» WHAT THE TASK REQUIRES
Output every entry exactly as written, skipping any pictures.

» ENTRIES
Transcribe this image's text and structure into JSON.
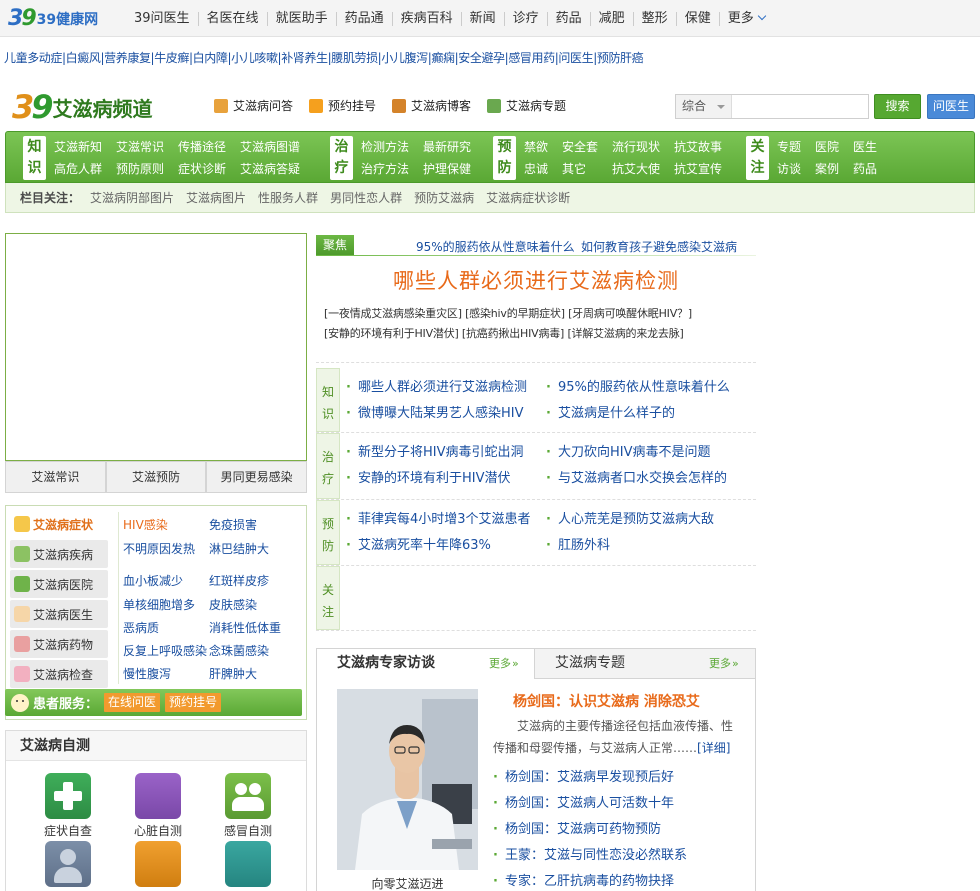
{
  "top": {
    "logo_num": "39",
    "logo_text": "39健康网",
    "nav": [
      "39问医生",
      "名医在线",
      "就医助手",
      "药品通",
      "疾病百科",
      "新闻",
      "诊疗",
      "药品",
      "减肥",
      "整形",
      "保健"
    ],
    "more": "更多"
  },
  "tags": [
    "儿童多动症",
    "白癜风",
    "营养康复",
    "牛皮癣",
    "白内障",
    "小儿咳嗽",
    "补肾养生",
    "腰肌劳损",
    "小儿腹泻",
    "癫痫",
    "安全避孕",
    "感冒用药",
    "问医生",
    "预防肝癌"
  ],
  "channel": {
    "logo_num": "39",
    "logo_text": "39艾滋病频道",
    "links": [
      "艾滋病问答",
      "预约挂号",
      "艾滋病博客",
      "艾滋病专题"
    ],
    "search_select": "综合",
    "search_placeholder": "",
    "search_button": "搜索",
    "ask_button": "问医生"
  },
  "gnav": [
    {
      "tag": "知识",
      "items": [
        "艾滋新知",
        "高危人群",
        "艾滋常识",
        "预防原则",
        "传播途径",
        "症状诊断",
        "艾滋病图谱",
        "艾滋病答疑"
      ]
    },
    {
      "tag": "治疗",
      "items": [
        "检测方法",
        "治疗方法",
        "最新研究",
        "护理保健"
      ]
    },
    {
      "tag": "预防",
      "items": [
        "禁欲",
        "忠诚",
        "安全套",
        "其它",
        "流行现状",
        "抗艾大使",
        "抗艾故事",
        "抗艾宣传"
      ]
    },
    {
      "tag": "关注",
      "items": [
        "专题",
        "访谈",
        "医院",
        "案例",
        "医生",
        "药品"
      ]
    }
  ],
  "subbar": {
    "label": "栏目关注：",
    "items": [
      "艾滋病阴部图片",
      "艾滋病图片",
      "性服务人群",
      "男同性恋人群",
      "预防艾滋病",
      "艾滋病症状诊断"
    ]
  },
  "slide_tabs": [
    "艾滋常识",
    "艾滋预防",
    "男同更易感染"
  ],
  "categories": {
    "side": [
      "艾滋病症状",
      "艾滋病疾病",
      "艾滋病医院",
      "艾滋病医生",
      "艾滋病药物",
      "艾滋病检查"
    ],
    "items": [
      "HIV感染",
      "免疫损害",
      "不明原因发热",
      "淋巴结肿大",
      "血小板减少",
      "红斑样皮疹",
      "单核细胞增多",
      "皮肤感染",
      "恶病质",
      "消耗性低体重",
      "反复上呼吸感染",
      "念珠菌感染",
      "慢性腹泻",
      "肝脾肿大"
    ]
  },
  "patient": {
    "label": "患者服务：",
    "buttons": [
      "在线问医",
      "预约挂号"
    ]
  },
  "selftest": {
    "title": "艾滋病自测",
    "tools": [
      "症状自查",
      "心脏自测",
      "感冒自测",
      "",
      "",
      ""
    ]
  },
  "focus": {
    "badge": "聚焦",
    "top_links": [
      "95%的服药依从性意味着什么",
      "如何教育孩子避免感染艾滋病"
    ],
    "headline": "哪些人群必须进行艾滋病检测",
    "related1": "[一夜情成艾滋病感染重灾区] [感染hiv的早期症状] [牙周病可唤醒休眠HIV？]",
    "related2": "[安静的环境有利于HIV潜伏] [抗癌药揪出HIV病毒] [详解艾滋病的来龙去脉]"
  },
  "kblocks": [
    {
      "label": "知识",
      "items": [
        "哪些人群必须进行艾滋病检测",
        "95%的服药依从性意味着什么",
        "微博曝大陆某男艺人感染HIV",
        "艾滋病是什么样子的"
      ]
    },
    {
      "label": "治疗",
      "items": [
        "新型分子将HIV病毒引蛇出洞",
        "大刀砍向HIV病毒不是问题",
        "安静的环境有利于HIV潜伏",
        "与艾滋病者口水交换会怎样的"
      ]
    },
    {
      "label": "预防",
      "items": [
        "菲律宾每4小时增3个艾滋患者",
        "人心荒芜是预防艾滋病大敌",
        "艾滋病死率十年降63%",
        "肛肠外科"
      ]
    },
    {
      "label": "关注",
      "items": []
    }
  ],
  "expert": {
    "tab1": "艾滋病专家访谈",
    "tab2": "艾滋病专题",
    "more": "更多",
    "caption": "向零艾滋迈进",
    "title": "杨剑国：认识艾滋病 消除恐艾",
    "desc": "艾滋病的主要传播途径包括血液传播、性传播和母婴传播，与艾滋病人正常……",
    "detail": "[详细]",
    "links": [
      "杨剑国：艾滋病早发现预后好",
      "杨剑国：艾滋病人可活数十年",
      "杨剑国：艾滋病可药物预防",
      "王蒙：艾滋与同性恋没必然联系",
      "专家：乙肝抗病毒的药物抉择"
    ]
  },
  "colors": {
    "accent": "#5aa834",
    "link": "#1a4fa0",
    "highlight": "#e86a1a"
  }
}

» REPLY TO THE TASK
Transcribe this image's text and structure into JSON.
{
  "top": {
    "logo_num": "39",
    "logo_text": "39健康网",
    "nav": [
      "39问医生",
      "名医在线",
      "就医助手",
      "药品通",
      "疾病百科",
      "新闻",
      "诊疗",
      "药品",
      "减肥",
      "整形",
      "保健"
    ],
    "more": "更多"
  },
  "tags": [
    "儿童多动症",
    "白癜风",
    "营养康复",
    "牛皮癣",
    "白内障",
    "小儿咳嗽",
    "补肾养生",
    "腰肌劳损",
    "小儿腹泻",
    "癫痫",
    "安全避孕",
    "感冒用药",
    "问医生",
    "预防肝癌"
  ],
  "channel": {
    "logo_num": "39",
    "logo_text": "39艾滋病频道",
    "links": [
      "艾滋病问答",
      "预约挂号",
      "艾滋病博客",
      "艾滋病专题"
    ],
    "search_select": "综合",
    "search_placeholder": "",
    "search_button": "搜索",
    "ask_button": "问医生"
  },
  "gnav": [
    {
      "tag": "知识",
      "items": [
        "艾滋新知",
        "高危人群",
        "艾滋常识",
        "预防原则",
        "传播途径",
        "症状诊断",
        "艾滋病图谱",
        "艾滋病答疑"
      ]
    },
    {
      "tag": "治疗",
      "items": [
        "检测方法",
        "治疗方法",
        "最新研究",
        "护理保健"
      ]
    },
    {
      "tag": "预防",
      "items": [
        "禁欲",
        "忠诚",
        "安全套",
        "其它",
        "流行现状",
        "抗艾大使",
        "抗艾故事",
        "抗艾宣传"
      ]
    },
    {
      "tag": "关注",
      "items": [
        "专题",
        "访谈",
        "医院",
        "案例",
        "医生",
        "药品"
      ]
    }
  ],
  "subbar": {
    "label": "栏目关注：",
    "items": [
      "艾滋病阴部图片",
      "艾滋病图片",
      "性服务人群",
      "男同性恋人群",
      "预防艾滋病",
      "艾滋病症状诊断"
    ]
  },
  "slide_tabs": [
    "艾滋常识",
    "艾滋预防",
    "男同更易感染"
  ],
  "categories": {
    "side": [
      "艾滋病症状",
      "艾滋病疾病",
      "艾滋病医院",
      "艾滋病医生",
      "艾滋病药物",
      "艾滋病检查"
    ],
    "items": [
      "HIV感染",
      "免疫损害",
      "不明原因发热",
      "淋巴结肿大",
      "血小板减少",
      "红斑样皮疹",
      "单核细胞增多",
      "皮肤感染",
      "恶病质",
      "消耗性低体重",
      "反复上呼吸感染",
      "念珠菌感染",
      "慢性腹泻",
      "肝脾肿大"
    ]
  },
  "patient": {
    "label": "患者服务：",
    "buttons": [
      "在线问医",
      "预约挂号"
    ]
  },
  "selftest": {
    "title": "艾滋病自测",
    "tools": [
      "症状自查",
      "心脏自测",
      "感冒自测",
      "",
      "",
      ""
    ]
  },
  "focus": {
    "badge": "聚焦",
    "top_links": [
      "95%的服药依从性意味着什么",
      "如何教育孩子避免感染艾滋病"
    ],
    "headline": "哪些人群必须进行艾滋病检测",
    "related1": "[一夜情成艾滋病感染重灾区] [感染hiv的早期症状] [牙周病可唤醒休眠HIV？]",
    "related2": "[安静的环境有利于HIV潜伏] [抗癌药揪出HIV病毒] [详解艾滋病的来龙去脉]"
  },
  "kblocks": [
    {
      "label": "知识",
      "items": [
        "哪些人群必须进行艾滋病检测",
        "95%的服药依从性意味着什么",
        "微博曝大陆某男艺人感染HIV",
        "艾滋病是什么样子的"
      ]
    },
    {
      "label": "治疗",
      "items": [
        "新型分子将HIV病毒引蛇出洞",
        "大刀砍向HIV病毒不是问题",
        "安静的环境有利于HIV潜伏",
        "与艾滋病者口水交换会怎样的"
      ]
    },
    {
      "label": "预防",
      "items": [
        "菲律宾每4小时增3个艾滋患者",
        "人心荒芜是预防艾滋病大敌",
        "艾滋病死率十年降63%",
        "肛肠外科"
      ]
    },
    {
      "label": "关注",
      "items": []
    }
  ],
  "expert": {
    "tab1": "艾滋病专家访谈",
    "tab2": "艾滋病专题",
    "more": "更多",
    "caption": "向零艾滋迈进",
    "title": "杨剑国：认识艾滋病 消除恐艾",
    "desc": "艾滋病的主要传播途径包括血液传播、性传播和母婴传播，与艾滋病人正常……",
    "detail": "[详细]",
    "links": [
      "杨剑国：艾滋病早发现预后好",
      "杨剑国：艾滋病人可活数十年",
      "杨剑国：艾滋病可药物预防",
      "王蒙：艾滋与同性恋没必然联系",
      "专家：乙肝抗病毒的药物抉择"
    ]
  },
  "colors": {
    "accent": "#5aa834",
    "link": "#1a4fa0",
    "highlight": "#e86a1a"
  }
}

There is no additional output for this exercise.